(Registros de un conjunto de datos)
--- --- ---

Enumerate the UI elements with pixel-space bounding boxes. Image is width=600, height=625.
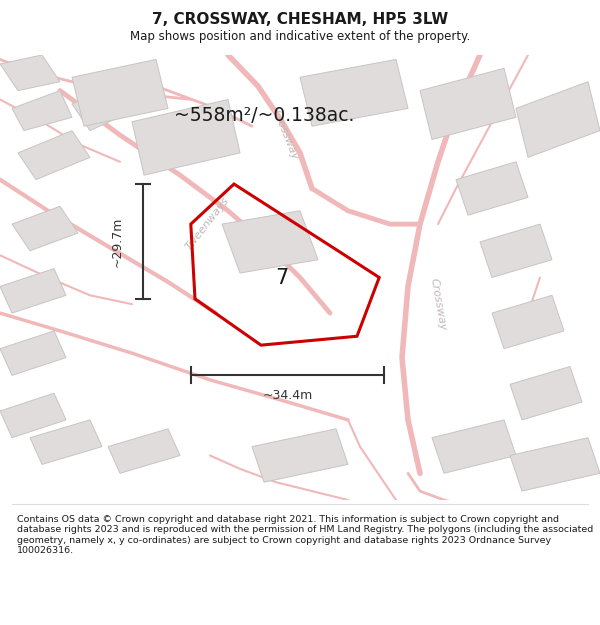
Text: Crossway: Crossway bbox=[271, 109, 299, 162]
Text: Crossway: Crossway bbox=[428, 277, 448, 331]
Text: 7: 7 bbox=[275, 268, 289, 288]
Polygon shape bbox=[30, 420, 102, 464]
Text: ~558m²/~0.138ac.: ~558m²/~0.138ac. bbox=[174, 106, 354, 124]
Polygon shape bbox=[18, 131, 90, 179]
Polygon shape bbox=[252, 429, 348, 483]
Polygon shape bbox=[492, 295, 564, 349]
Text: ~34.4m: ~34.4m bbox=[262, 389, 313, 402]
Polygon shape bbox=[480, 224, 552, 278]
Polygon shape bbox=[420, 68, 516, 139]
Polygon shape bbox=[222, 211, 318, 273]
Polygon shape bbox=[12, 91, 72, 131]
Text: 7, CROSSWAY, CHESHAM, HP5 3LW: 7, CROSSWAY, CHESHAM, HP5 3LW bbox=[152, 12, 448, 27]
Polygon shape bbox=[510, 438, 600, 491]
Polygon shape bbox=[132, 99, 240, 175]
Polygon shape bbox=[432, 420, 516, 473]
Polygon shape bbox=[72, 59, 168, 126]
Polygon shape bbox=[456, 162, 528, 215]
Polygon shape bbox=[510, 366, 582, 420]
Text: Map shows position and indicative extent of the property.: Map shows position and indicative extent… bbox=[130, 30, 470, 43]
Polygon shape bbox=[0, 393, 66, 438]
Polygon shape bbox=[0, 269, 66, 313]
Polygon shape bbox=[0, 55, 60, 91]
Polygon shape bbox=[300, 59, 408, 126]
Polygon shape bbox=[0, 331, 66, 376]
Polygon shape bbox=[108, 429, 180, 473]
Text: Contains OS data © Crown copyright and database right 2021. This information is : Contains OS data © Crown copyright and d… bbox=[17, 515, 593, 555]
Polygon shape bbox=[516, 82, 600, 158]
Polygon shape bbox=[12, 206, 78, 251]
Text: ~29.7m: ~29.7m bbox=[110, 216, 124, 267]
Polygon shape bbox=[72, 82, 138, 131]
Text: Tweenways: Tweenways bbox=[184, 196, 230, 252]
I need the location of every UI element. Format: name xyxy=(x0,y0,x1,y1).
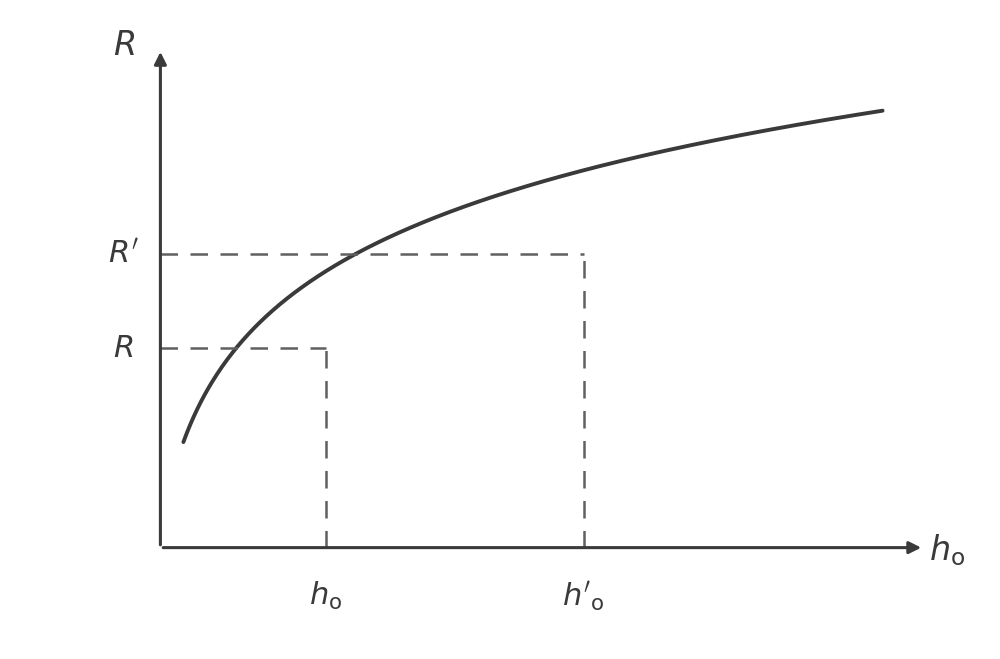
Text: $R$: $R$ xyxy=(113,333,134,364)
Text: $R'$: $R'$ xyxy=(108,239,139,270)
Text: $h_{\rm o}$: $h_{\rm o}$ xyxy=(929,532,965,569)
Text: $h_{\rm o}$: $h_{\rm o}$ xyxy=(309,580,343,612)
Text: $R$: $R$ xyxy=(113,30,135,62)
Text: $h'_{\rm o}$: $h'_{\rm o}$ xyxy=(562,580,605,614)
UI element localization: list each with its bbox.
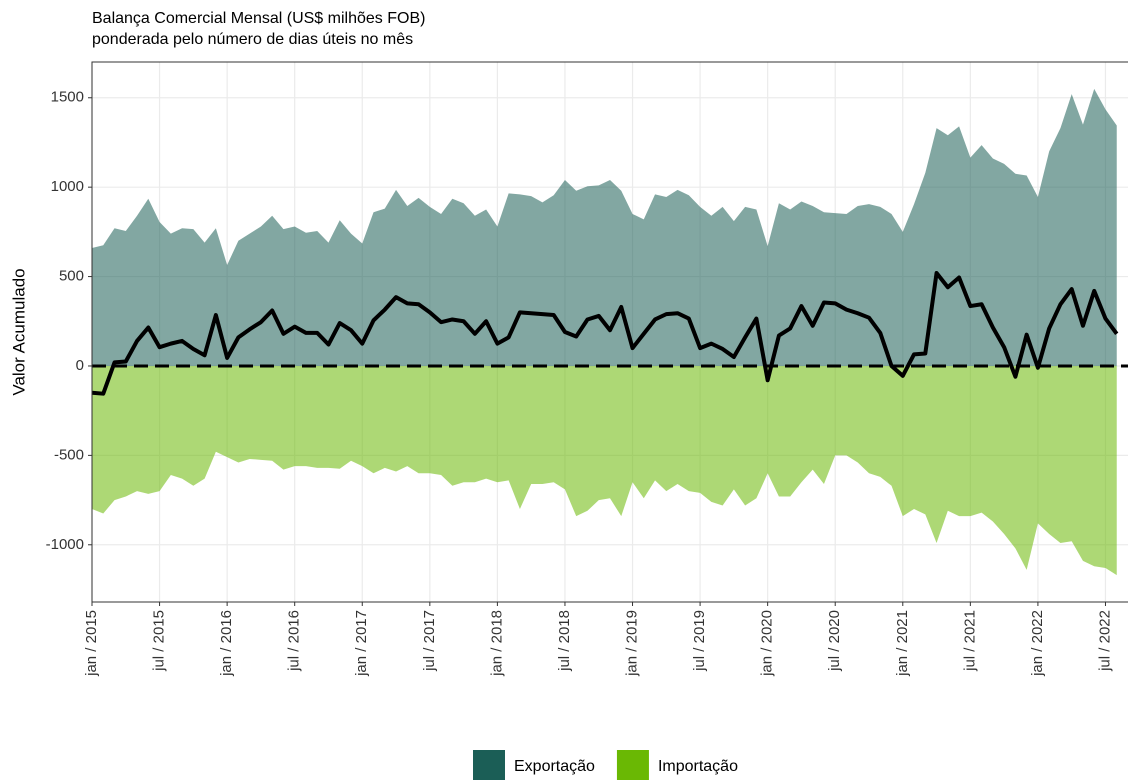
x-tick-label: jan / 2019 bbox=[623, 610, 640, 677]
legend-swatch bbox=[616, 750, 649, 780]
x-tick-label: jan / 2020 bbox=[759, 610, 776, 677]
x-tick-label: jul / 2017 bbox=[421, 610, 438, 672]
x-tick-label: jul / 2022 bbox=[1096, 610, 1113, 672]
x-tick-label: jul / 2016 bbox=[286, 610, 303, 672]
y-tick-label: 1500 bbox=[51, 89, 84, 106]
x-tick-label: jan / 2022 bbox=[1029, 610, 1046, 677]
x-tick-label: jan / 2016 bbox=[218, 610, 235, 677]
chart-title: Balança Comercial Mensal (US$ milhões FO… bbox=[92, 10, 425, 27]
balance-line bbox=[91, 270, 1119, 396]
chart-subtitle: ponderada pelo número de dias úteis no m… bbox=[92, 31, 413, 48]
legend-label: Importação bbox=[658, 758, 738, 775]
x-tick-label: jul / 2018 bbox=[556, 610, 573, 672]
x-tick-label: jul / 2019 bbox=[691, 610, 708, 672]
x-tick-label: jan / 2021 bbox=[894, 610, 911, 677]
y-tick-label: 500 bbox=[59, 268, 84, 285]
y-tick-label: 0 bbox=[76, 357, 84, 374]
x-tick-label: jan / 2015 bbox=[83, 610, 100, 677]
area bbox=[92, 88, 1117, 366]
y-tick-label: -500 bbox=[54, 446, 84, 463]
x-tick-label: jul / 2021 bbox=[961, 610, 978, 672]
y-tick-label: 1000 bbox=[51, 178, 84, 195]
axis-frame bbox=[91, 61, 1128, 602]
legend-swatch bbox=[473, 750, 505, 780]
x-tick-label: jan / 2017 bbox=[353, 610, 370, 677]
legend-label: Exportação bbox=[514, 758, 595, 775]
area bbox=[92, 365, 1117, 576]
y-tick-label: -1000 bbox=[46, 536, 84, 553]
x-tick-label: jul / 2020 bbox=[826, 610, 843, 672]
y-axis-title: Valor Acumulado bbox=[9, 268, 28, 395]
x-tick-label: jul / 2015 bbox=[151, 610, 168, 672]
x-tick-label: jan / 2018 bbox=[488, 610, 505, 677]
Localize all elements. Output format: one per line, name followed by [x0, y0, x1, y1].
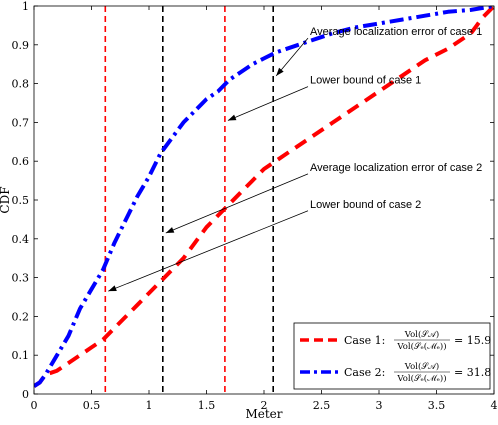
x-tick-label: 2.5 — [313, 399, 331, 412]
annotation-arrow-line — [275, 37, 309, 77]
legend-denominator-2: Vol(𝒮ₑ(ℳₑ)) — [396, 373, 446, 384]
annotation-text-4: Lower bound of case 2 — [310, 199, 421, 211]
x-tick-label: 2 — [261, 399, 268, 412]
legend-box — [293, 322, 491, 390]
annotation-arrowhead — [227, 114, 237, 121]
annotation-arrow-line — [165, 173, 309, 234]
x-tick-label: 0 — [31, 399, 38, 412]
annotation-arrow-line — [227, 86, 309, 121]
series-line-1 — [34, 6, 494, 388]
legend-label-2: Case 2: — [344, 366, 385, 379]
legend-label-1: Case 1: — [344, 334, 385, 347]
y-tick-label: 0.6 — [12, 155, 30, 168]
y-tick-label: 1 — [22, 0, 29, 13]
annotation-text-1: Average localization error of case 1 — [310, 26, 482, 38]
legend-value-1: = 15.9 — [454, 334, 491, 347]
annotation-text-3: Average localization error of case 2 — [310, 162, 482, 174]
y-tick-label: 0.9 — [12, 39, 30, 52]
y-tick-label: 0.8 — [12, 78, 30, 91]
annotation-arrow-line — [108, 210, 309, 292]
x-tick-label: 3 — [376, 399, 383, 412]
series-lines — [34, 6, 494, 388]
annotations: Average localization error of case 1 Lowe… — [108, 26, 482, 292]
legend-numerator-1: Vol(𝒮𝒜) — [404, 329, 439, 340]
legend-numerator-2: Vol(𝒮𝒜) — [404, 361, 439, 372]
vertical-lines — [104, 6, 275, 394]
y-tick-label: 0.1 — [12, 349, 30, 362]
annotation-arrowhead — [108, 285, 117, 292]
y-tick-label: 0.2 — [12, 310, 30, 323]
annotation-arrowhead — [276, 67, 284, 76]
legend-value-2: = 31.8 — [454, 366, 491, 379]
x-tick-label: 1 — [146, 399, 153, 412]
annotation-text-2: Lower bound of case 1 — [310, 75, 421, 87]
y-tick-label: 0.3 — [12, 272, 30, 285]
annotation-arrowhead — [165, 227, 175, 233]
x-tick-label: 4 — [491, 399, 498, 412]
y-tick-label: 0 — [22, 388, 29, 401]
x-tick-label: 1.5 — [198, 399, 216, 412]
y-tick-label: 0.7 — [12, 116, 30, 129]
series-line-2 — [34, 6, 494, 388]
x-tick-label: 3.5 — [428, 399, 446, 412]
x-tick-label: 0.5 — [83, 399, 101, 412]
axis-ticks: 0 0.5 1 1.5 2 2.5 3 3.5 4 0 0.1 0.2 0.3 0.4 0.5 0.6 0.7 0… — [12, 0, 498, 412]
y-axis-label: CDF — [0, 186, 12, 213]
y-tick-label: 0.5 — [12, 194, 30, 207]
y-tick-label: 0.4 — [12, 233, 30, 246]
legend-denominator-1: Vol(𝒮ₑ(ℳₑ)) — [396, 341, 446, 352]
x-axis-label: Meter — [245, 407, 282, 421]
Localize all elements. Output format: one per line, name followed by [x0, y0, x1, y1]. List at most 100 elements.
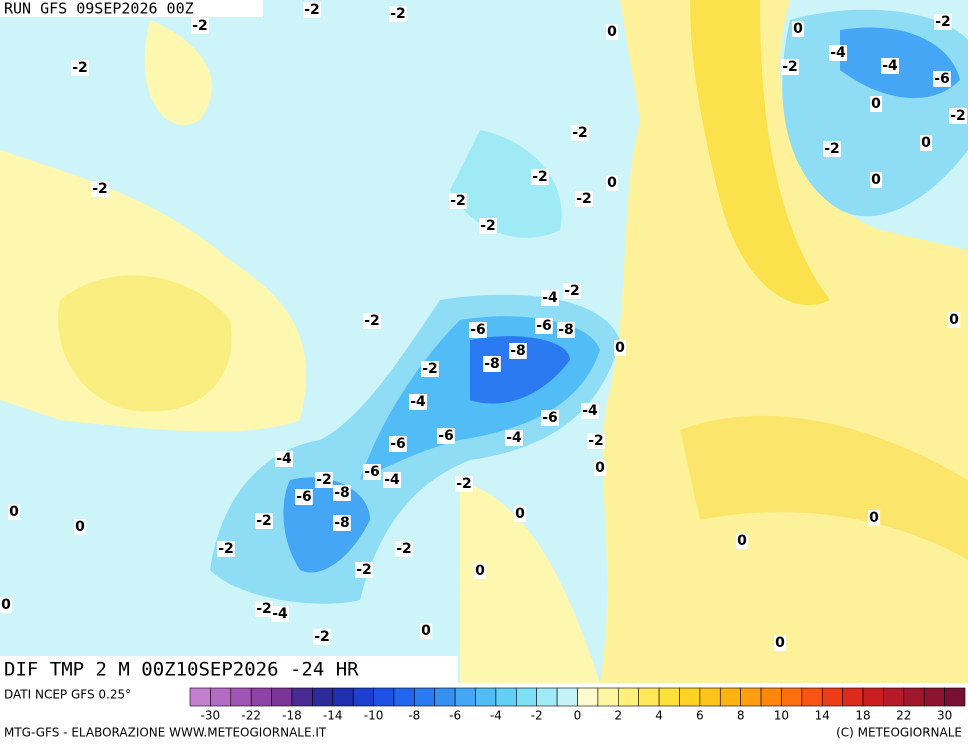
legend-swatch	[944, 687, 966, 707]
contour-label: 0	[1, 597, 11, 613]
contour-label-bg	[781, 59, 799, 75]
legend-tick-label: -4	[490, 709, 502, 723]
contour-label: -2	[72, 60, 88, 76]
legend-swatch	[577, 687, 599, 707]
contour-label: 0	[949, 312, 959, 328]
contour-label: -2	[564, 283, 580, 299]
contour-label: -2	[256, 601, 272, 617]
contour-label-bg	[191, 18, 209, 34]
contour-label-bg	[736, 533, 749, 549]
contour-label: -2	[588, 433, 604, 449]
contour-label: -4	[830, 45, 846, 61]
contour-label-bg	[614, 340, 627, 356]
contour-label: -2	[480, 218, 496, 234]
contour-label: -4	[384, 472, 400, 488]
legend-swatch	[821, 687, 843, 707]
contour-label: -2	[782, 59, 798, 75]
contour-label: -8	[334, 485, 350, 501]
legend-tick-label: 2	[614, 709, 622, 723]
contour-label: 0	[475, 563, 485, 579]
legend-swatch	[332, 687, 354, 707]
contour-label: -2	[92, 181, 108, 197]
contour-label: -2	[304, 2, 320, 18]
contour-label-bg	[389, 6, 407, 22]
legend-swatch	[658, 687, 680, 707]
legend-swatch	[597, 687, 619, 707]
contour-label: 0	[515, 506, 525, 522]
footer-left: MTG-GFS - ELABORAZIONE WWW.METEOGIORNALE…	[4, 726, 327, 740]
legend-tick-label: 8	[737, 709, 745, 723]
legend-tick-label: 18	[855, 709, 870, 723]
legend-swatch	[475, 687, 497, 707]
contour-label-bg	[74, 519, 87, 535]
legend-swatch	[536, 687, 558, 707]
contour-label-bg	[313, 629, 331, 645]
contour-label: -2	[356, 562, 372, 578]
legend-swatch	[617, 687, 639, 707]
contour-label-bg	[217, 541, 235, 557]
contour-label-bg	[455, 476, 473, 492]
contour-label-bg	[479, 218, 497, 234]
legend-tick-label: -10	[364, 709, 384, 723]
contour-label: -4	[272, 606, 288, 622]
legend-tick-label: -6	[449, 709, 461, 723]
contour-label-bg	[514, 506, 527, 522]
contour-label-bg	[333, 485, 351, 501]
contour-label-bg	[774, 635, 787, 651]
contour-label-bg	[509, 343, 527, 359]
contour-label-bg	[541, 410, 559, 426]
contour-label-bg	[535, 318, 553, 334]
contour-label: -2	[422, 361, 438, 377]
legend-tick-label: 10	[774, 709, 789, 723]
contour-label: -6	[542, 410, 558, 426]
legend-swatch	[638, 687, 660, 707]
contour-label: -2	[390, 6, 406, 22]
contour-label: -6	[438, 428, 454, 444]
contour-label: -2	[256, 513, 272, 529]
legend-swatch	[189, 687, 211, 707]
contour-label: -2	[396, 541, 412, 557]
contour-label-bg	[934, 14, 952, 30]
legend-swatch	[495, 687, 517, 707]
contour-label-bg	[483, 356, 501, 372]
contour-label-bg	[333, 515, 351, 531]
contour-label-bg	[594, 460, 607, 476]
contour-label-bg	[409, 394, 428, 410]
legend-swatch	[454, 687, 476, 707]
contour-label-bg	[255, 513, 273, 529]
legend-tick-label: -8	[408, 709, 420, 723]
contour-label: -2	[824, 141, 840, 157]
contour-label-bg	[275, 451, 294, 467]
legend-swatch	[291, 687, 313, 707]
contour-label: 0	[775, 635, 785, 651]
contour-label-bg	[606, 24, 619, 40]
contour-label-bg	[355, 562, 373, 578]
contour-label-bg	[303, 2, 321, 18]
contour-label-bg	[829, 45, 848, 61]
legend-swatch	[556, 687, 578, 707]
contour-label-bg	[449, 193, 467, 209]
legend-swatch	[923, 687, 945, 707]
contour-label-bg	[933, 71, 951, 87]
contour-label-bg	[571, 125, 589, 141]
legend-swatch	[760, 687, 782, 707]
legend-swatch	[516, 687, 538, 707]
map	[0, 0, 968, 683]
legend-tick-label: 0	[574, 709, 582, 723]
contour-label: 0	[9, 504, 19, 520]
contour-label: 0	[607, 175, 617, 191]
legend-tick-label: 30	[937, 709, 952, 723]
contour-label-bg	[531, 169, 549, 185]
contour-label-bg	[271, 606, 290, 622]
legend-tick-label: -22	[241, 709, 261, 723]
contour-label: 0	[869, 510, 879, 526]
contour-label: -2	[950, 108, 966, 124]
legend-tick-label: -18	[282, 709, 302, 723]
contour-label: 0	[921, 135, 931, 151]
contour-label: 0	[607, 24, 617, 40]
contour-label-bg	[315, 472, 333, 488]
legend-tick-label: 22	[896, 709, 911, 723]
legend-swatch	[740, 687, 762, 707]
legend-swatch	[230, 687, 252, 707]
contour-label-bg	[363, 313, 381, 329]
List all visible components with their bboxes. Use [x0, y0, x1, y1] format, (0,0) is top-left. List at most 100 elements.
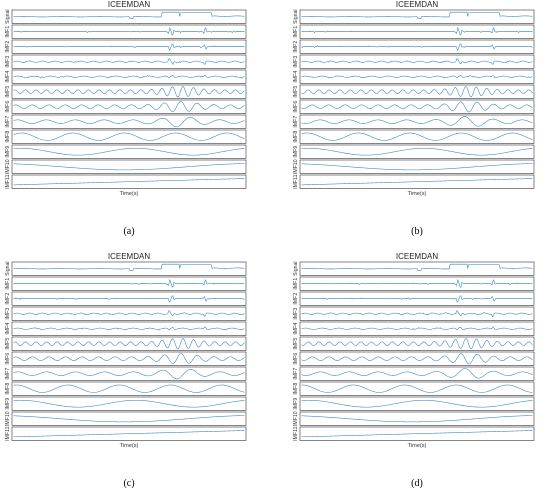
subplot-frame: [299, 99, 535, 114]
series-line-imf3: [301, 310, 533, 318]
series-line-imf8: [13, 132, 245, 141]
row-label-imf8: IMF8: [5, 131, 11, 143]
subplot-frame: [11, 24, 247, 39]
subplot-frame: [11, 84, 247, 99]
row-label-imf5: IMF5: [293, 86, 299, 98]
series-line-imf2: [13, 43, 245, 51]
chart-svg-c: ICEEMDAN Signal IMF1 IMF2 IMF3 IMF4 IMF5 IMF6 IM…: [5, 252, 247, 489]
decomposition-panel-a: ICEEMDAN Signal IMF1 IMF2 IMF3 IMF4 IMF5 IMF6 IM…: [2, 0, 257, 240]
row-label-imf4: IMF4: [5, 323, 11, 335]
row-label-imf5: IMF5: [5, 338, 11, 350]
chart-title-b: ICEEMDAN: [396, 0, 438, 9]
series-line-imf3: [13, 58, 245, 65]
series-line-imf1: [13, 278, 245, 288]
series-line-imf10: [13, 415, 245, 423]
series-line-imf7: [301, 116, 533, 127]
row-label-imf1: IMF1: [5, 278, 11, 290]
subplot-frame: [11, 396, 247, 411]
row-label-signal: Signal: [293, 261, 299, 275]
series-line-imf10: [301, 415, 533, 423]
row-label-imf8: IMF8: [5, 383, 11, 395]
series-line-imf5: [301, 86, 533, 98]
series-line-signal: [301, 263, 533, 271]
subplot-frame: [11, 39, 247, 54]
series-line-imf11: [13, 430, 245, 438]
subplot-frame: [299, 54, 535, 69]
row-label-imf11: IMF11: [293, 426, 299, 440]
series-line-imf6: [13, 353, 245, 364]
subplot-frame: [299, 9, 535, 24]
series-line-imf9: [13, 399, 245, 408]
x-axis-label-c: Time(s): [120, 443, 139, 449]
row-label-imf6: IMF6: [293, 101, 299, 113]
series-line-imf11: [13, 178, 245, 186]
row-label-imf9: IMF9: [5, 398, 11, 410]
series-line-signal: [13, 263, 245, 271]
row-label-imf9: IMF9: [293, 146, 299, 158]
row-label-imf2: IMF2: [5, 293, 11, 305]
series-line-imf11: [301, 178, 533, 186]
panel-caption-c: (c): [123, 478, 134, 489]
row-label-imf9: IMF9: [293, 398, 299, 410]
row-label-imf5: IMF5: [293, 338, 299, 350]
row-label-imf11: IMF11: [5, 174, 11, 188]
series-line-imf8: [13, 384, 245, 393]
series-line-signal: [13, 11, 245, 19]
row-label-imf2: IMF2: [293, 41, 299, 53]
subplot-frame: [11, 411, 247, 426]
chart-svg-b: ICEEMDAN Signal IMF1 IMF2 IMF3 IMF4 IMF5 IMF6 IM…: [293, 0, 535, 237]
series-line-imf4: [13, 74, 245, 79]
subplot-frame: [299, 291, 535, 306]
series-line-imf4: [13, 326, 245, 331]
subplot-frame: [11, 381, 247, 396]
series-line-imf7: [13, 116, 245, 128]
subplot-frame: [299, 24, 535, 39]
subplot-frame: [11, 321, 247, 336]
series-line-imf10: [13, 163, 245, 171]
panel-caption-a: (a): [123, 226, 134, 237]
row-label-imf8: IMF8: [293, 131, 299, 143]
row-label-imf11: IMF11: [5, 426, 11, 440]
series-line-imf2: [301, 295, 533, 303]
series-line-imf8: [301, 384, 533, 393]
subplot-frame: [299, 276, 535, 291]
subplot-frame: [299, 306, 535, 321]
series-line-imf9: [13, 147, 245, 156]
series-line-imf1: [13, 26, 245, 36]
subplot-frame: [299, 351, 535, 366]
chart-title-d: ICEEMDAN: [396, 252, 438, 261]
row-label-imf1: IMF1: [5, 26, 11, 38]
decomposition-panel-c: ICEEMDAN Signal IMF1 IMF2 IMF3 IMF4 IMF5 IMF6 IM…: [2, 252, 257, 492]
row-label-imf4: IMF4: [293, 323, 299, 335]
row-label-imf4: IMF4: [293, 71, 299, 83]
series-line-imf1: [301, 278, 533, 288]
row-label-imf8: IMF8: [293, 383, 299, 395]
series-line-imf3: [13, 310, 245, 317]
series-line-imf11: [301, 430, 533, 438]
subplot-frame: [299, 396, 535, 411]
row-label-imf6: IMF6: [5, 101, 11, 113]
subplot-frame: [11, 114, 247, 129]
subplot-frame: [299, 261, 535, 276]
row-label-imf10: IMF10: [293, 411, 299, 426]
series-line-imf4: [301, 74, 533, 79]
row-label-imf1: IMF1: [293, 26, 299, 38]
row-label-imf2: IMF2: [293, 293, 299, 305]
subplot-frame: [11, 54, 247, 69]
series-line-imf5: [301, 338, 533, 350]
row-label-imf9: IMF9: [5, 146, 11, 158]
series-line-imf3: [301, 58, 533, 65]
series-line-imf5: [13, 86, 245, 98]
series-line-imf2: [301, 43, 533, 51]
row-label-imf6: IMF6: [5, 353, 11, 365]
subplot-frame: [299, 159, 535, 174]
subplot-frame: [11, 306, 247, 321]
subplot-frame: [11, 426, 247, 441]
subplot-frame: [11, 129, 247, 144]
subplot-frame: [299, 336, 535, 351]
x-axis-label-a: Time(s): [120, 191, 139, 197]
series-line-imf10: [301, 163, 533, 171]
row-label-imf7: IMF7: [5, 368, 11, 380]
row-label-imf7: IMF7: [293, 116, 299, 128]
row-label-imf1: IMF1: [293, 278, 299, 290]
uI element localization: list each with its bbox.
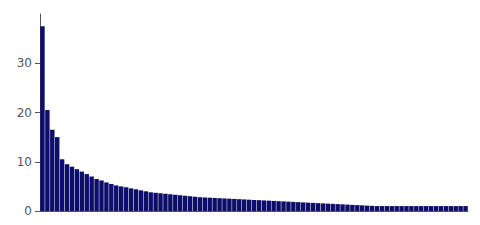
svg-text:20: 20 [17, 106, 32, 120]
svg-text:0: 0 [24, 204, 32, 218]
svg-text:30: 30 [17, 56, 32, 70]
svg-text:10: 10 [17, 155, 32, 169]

--- --- ---

▸ **OBJETIVO DE LA TAREA**: Reescribe el tramo del listado que abre con la línea que contiene "Text: Crossway: Crossway bbox=[271, 109, 299, 162]" y cierra con la que contiene "Polygon shape bbox=[492, 295, 564, 349]", sustituyendo "Polygon shape" por "Shape" y sin cambiar nada más.

▸ **RESPUESTA COMPLETA**:
Text: Crossway: Crossway bbox=[271, 109, 299, 162]
Text: Crossway: Crossway bbox=[428, 277, 448, 331]
Text: 7: 7 bbox=[275, 268, 289, 288]
Shape bbox=[30, 420, 102, 464]
Text: ~558m²/~0.138ac.: ~558m²/~0.138ac. bbox=[174, 106, 354, 124]
Shape bbox=[18, 131, 90, 179]
Shape bbox=[252, 429, 348, 483]
Shape bbox=[492, 295, 564, 349]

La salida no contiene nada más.